SHORT PROBLEM
Find and copy lines holding "gallons".

/---

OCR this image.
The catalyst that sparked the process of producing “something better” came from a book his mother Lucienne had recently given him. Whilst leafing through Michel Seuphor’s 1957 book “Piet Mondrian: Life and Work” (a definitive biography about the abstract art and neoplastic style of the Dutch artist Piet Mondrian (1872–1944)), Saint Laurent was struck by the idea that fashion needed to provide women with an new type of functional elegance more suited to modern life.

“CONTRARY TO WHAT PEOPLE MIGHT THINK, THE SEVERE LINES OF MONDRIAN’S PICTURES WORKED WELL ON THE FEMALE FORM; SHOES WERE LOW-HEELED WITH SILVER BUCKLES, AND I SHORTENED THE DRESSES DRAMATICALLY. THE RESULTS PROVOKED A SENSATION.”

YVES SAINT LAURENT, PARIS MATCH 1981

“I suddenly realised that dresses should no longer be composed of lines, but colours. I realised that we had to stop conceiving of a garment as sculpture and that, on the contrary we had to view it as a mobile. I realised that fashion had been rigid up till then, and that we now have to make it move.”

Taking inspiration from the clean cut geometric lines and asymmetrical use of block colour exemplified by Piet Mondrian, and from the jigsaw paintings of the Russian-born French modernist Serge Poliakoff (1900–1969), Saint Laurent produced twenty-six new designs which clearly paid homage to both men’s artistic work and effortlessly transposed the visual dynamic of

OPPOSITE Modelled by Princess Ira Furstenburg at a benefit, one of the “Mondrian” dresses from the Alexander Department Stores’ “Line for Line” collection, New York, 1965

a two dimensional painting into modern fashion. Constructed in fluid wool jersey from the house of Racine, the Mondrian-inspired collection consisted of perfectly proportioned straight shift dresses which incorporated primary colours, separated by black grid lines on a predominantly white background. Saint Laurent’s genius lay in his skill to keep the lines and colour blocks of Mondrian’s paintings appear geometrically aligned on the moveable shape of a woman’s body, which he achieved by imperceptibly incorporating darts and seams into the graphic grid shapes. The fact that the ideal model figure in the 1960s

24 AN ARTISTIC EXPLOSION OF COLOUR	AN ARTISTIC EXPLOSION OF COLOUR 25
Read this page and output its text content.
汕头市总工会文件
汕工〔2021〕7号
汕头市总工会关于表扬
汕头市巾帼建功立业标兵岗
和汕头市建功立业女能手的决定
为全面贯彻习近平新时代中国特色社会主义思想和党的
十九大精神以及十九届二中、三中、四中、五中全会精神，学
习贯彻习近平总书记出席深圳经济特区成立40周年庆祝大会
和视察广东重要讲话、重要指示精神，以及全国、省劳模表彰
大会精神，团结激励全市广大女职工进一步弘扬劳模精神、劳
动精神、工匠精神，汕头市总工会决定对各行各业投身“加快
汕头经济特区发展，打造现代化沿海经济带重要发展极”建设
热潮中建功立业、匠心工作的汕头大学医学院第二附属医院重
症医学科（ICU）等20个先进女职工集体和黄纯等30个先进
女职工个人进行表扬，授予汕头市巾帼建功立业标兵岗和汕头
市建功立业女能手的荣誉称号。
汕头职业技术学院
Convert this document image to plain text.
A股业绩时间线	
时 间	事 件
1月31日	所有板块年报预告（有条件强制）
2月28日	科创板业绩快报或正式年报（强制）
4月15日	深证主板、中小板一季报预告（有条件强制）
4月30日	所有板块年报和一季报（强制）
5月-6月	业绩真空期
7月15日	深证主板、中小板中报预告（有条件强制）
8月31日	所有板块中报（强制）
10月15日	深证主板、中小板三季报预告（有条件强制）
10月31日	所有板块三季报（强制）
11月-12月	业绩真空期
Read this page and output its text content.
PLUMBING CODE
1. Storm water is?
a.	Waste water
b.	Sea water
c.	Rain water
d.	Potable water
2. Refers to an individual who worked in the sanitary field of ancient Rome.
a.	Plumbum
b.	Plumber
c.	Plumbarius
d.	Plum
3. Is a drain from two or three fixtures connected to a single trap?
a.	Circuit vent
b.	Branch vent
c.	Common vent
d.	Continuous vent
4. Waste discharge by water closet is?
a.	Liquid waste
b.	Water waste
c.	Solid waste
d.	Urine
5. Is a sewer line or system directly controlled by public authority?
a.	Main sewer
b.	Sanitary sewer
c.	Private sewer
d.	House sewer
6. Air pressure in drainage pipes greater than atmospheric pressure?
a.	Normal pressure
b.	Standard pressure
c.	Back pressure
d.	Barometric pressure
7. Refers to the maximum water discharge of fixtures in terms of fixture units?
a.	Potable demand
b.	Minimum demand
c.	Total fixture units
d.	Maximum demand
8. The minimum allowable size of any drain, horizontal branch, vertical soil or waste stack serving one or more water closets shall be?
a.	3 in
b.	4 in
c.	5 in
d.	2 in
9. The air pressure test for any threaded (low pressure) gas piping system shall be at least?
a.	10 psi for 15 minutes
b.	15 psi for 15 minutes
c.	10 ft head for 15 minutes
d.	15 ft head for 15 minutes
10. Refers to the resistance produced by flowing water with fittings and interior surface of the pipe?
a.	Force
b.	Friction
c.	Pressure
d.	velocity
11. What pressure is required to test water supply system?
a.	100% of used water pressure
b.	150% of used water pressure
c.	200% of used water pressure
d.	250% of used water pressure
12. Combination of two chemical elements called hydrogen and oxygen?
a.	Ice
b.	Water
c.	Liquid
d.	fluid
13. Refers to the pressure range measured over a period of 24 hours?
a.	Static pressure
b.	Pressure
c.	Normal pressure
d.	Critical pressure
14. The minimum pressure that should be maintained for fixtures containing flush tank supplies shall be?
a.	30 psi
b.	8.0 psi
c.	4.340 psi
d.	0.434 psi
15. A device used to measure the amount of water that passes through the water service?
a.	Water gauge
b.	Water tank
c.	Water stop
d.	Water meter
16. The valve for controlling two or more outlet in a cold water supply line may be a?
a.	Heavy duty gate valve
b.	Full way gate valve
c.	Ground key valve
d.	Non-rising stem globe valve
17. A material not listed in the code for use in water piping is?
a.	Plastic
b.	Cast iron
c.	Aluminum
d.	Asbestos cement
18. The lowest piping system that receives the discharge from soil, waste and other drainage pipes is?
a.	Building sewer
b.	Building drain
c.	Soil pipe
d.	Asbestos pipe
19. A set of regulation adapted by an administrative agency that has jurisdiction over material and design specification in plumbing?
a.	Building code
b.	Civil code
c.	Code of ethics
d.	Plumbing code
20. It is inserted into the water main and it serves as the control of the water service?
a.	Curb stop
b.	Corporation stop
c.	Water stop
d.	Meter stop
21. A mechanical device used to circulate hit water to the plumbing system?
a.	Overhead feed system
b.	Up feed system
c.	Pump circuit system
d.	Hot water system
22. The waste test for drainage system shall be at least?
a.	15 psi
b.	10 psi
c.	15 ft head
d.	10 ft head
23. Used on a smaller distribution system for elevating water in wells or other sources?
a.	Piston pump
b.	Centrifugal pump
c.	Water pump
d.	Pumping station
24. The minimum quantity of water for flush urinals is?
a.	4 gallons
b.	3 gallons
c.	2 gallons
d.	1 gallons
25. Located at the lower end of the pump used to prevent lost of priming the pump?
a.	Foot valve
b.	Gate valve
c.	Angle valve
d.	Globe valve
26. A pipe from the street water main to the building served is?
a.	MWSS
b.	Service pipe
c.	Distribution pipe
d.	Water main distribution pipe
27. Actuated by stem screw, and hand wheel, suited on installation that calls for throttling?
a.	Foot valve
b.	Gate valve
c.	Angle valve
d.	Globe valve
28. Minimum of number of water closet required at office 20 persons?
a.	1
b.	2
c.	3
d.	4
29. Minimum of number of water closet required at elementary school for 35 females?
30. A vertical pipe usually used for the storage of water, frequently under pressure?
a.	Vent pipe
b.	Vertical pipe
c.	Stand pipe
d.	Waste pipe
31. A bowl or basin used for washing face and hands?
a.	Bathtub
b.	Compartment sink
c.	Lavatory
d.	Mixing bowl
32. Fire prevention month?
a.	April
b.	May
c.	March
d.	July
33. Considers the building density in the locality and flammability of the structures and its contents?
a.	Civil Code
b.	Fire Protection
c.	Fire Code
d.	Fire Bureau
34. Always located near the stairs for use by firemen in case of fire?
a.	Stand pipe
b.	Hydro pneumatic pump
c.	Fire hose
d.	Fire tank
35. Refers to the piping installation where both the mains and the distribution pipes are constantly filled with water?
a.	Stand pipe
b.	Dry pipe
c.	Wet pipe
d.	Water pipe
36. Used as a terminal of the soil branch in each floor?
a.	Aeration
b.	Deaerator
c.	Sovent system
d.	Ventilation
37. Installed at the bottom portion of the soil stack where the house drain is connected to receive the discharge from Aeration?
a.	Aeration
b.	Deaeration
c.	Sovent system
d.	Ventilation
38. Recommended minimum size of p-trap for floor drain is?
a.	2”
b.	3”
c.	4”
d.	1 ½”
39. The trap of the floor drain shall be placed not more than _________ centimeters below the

\---

ANSWER
a.	4 gallons
b.	3 gallons
c.	2 gallons
d.	1 gallons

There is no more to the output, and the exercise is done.